* _OBJECTIVE_
Here are some records. Copy each one exactly.

Collected data:
+===+

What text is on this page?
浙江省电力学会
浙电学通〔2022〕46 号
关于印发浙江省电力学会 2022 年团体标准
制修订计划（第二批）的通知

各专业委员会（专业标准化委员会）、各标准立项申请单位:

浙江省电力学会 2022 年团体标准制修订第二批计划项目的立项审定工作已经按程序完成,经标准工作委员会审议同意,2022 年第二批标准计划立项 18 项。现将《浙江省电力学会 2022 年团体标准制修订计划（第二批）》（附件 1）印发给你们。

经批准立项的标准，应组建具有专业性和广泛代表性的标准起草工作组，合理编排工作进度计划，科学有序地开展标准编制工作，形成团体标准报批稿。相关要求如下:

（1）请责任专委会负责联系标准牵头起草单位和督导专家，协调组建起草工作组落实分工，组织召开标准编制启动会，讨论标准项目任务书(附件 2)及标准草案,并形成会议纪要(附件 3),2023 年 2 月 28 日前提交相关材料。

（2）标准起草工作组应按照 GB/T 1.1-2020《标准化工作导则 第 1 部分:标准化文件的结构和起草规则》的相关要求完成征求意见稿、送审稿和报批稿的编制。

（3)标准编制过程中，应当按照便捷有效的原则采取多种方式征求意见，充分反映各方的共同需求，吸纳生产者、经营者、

+===+

* _RIGHT ANSWER_
What text is on this page?
浙江省电力学会
浙电学通〔2022〕46 号
关于印发浙江省电力学会 2022 年团体标准
制修订计划（第二批）的通知

各专业委员会（专业标准化委员会）、各标准立项申请单位:

浙江省电力学会 2022 年团体标准制修订第二批计划项目的立项审定工作已经按程序完成,经标准工作委员会审议同意,2022 年第二批标准计划立项 18 项。现将《浙江省电力学会 2022 年团体标准制修订计划（第二批）》（附件 1）印发给你们。

经批准立项的标准，应组建具有专业性和广泛代表性的标准起草工作组，合理编排工作进度计划，科学有序地开展标准编制工作，形成团体标准报批稿。相关要求如下:

（1）请责任专委会负责联系标准牵头起草单位和督导专家，协调组建起草工作组落实分工，组织召开标准编制启动会，讨论标准项目任务书(附件 2)及标准草案,并形成会议纪要(附件 3),2023 年 2 月 28 日前提交相关材料。

（2）标准起草工作组应按照 GB/T 1.1-2020《标准化工作导则 第 1 部分:标准化文件的结构和起草规则》的相关要求完成征求意见稿、送审稿和报批稿的编制。

（3)标准编制过程中，应当按照便捷有效的原则采取多种方式征求意见，充分反映各方的共同需求，吸纳生产者、经营者、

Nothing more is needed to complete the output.